Change every "screenshot" to "screen capture" throughout all of the items below. Reproduce the lines with nothing else altered.

Stored items:
— START —
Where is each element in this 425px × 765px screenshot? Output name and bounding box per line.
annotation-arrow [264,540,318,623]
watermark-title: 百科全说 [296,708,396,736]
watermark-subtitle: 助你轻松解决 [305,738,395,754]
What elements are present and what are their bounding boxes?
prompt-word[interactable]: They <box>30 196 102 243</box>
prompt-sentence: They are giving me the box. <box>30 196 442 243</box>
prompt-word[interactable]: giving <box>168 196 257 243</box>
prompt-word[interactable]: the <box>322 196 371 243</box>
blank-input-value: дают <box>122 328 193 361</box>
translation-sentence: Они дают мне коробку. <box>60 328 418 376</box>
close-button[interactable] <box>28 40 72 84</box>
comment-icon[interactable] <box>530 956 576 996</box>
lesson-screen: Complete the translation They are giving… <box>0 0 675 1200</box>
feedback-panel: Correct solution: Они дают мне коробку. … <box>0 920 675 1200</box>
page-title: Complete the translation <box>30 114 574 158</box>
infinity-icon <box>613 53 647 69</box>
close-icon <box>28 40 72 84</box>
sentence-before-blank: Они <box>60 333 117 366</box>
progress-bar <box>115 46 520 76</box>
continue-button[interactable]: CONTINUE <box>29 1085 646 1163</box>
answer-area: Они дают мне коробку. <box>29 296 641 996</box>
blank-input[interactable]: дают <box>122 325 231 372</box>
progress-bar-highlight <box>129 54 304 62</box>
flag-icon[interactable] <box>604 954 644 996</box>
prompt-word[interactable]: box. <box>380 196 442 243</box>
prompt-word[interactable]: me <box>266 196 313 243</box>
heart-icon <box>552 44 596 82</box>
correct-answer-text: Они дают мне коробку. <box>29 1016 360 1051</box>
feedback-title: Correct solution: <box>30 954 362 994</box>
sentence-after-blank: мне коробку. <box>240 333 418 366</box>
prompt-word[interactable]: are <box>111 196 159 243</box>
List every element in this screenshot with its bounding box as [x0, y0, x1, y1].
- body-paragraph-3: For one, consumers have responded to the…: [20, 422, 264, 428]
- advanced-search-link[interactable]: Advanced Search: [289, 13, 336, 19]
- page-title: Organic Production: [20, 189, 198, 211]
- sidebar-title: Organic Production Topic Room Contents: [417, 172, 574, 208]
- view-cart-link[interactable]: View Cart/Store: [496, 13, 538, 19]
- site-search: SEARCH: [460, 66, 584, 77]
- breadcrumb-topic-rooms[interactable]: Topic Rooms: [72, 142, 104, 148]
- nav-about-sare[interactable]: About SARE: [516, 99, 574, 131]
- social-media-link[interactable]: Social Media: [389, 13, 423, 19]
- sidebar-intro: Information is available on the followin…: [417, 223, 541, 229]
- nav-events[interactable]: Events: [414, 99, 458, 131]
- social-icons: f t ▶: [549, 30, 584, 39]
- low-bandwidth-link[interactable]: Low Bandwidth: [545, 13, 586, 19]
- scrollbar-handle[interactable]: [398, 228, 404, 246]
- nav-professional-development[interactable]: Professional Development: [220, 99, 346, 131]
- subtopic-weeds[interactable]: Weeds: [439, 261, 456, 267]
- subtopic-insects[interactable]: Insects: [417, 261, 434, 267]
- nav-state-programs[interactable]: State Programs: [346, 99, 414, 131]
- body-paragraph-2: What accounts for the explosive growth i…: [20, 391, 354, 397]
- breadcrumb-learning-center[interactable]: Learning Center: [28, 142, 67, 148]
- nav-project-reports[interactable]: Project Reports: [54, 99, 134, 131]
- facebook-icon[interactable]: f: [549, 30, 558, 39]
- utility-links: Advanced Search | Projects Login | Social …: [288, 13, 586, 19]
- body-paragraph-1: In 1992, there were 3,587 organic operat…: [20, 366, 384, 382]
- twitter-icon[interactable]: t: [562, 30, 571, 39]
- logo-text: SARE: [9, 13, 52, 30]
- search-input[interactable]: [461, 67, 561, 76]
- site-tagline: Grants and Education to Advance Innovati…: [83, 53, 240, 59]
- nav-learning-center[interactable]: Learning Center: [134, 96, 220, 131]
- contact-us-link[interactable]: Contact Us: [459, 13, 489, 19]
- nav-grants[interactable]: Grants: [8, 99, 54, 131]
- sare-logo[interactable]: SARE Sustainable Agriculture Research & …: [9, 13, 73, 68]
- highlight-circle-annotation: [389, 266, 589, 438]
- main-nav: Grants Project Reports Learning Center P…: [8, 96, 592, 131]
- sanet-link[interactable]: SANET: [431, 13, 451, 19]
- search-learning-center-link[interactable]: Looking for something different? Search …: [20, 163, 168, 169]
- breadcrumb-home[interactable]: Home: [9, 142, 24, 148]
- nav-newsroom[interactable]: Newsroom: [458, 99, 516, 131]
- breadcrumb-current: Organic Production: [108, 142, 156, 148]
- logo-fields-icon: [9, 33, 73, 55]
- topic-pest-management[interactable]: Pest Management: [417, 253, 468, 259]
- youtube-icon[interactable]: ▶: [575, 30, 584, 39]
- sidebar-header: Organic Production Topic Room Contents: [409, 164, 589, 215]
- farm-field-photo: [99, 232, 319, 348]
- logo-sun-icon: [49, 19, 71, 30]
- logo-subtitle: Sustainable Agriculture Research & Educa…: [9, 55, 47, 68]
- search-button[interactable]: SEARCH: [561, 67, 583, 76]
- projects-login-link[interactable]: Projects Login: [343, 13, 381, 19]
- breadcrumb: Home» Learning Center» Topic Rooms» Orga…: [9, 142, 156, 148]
— END —
**Response to this exercise**:
Where is each element in this 425px × 765px screen capture? Output name and bounding box per line.
annotation-arrow [264,540,318,623]
watermark-title: 百科全说 [296,708,396,736]
watermark-subtitle: 助你轻松解决 [305,738,395,754]
What elements are present and what are their bounding boxes?
prompt-word[interactable]: They <box>30 196 102 243</box>
prompt-sentence: They are giving me the box. <box>30 196 442 243</box>
prompt-word[interactable]: giving <box>168 196 257 243</box>
prompt-word[interactable]: the <box>322 196 371 243</box>
blank-input-value: дают <box>122 328 193 361</box>
translation-sentence: Они дают мне коробку. <box>60 328 418 376</box>
close-button[interactable] <box>28 40 72 84</box>
comment-icon[interactable] <box>530 956 576 996</box>
lesson-screen: Complete the translation They are giving… <box>0 0 675 1200</box>
feedback-panel: Correct solution: Они дают мне коробку. … <box>0 920 675 1200</box>
page-title: Complete the translation <box>30 114 574 158</box>
infinity-icon <box>613 53 647 69</box>
close-icon <box>28 40 72 84</box>
sentence-before-blank: Они <box>60 333 117 366</box>
progress-bar <box>115 46 520 76</box>
continue-button[interactable]: CONTINUE <box>29 1085 646 1163</box>
answer-area: Они дают мне коробку. <box>29 296 641 996</box>
blank-input[interactable]: дают <box>122 325 231 372</box>
progress-bar-highlight <box>129 54 304 62</box>
flag-icon[interactable] <box>604 954 644 996</box>
prompt-word[interactable]: box. <box>380 196 442 243</box>
prompt-word[interactable]: me <box>266 196 313 243</box>
heart-icon <box>552 44 596 82</box>
correct-answer-text: Они дают мне коробку. <box>29 1016 360 1051</box>
feedback-title: Correct solution: <box>30 954 362 994</box>
sentence-after-blank: мне коробку. <box>240 333 418 366</box>
prompt-word[interactable]: are <box>111 196 159 243</box>
List every element in this screen capture with its bounding box as [x0, y0, x1, y1].
- body-paragraph-3: For one, consumers have responded to the…: [20, 422, 264, 428]
- advanced-search-link[interactable]: Advanced Search: [289, 13, 336, 19]
- page-title: Organic Production: [20, 189, 198, 211]
- sidebar-title: Organic Production Topic Room Contents: [417, 172, 574, 208]
- view-cart-link[interactable]: View Cart/Store: [496, 13, 538, 19]
- site-search: SEARCH: [460, 66, 584, 77]
- breadcrumb-topic-rooms[interactable]: Topic Rooms: [72, 142, 104, 148]
- nav-about-sare[interactable]: About SARE: [516, 99, 574, 131]
- social-media-link[interactable]: Social Media: [389, 13, 423, 19]
- sidebar-intro: Information is available on the followin…: [417, 223, 541, 229]
- nav-events[interactable]: Events: [414, 99, 458, 131]
- social-icons: f t ▶: [549, 30, 584, 39]
- low-bandwidth-link[interactable]: Low Bandwidth: [545, 13, 586, 19]
- scrollbar-handle[interactable]: [398, 228, 404, 246]
- nav-professional-development[interactable]: Professional Development: [220, 99, 346, 131]
- subtopic-weeds[interactable]: Weeds: [439, 261, 456, 267]
- subtopic-insects[interactable]: Insects: [417, 261, 434, 267]
- nav-state-programs[interactable]: State Programs: [346, 99, 414, 131]
- body-paragraph-2: What accounts for the explosive growth i…: [20, 391, 354, 397]
- breadcrumb-learning-center[interactable]: Learning Center: [28, 142, 67, 148]
- nav-project-reports[interactable]: Project Reports: [54, 99, 134, 131]
- facebook-icon[interactable]: f: [549, 30, 558, 39]
- utility-links: Advanced Search | Projects Login | Social …: [288, 13, 586, 19]
- body-paragraph-1: In 1992, there were 3,587 organic operat…: [20, 366, 384, 382]
- twitter-icon[interactable]: t: [562, 30, 571, 39]
- logo-text: SARE: [9, 13, 52, 30]
- search-input[interactable]: [461, 67, 561, 76]
- site-tagline: Grants and Education to Advance Innovati…: [83, 53, 240, 59]
- nav-learning-center[interactable]: Learning Center: [134, 96, 220, 131]
- contact-us-link[interactable]: Contact Us: [459, 13, 489, 19]
- nav-grants[interactable]: Grants: [8, 99, 54, 131]
- sare-logo[interactable]: SARE Sustainable Agriculture Research & …: [9, 13, 73, 68]
- highlight-circle-annotation: [389, 266, 589, 438]
- main-nav: Grants Project Reports Learning Center P…: [8, 96, 592, 131]
- sanet-link[interactable]: SANET: [431, 13, 451, 19]
- search-learning-center-link[interactable]: Looking for something different? Search …: [20, 163, 168, 169]
- breadcrumb-home[interactable]: Home: [9, 142, 24, 148]
- nav-newsroom[interactable]: Newsroom: [458, 99, 516, 131]
- breadcrumb-current: Organic Production: [108, 142, 156, 148]
- logo-fields-icon: [9, 33, 73, 55]
- topic-pest-management[interactable]: Pest Management: [417, 253, 468, 259]
- youtube-icon[interactable]: ▶: [575, 30, 584, 39]
- sidebar-header: Organic Production Topic Room Contents: [409, 164, 589, 215]
- farm-field-photo: [99, 232, 319, 348]
- logo-sun-icon: [49, 19, 71, 30]
- logo-subtitle: Sustainable Agriculture Research & Educa…: [9, 55, 47, 68]
- search-button[interactable]: SEARCH: [561, 67, 583, 76]
- projects-login-link[interactable]: Projects Login: [343, 13, 381, 19]
- breadcrumb: Home» Learning Center» Topic Rooms» Orga…: [9, 142, 156, 148]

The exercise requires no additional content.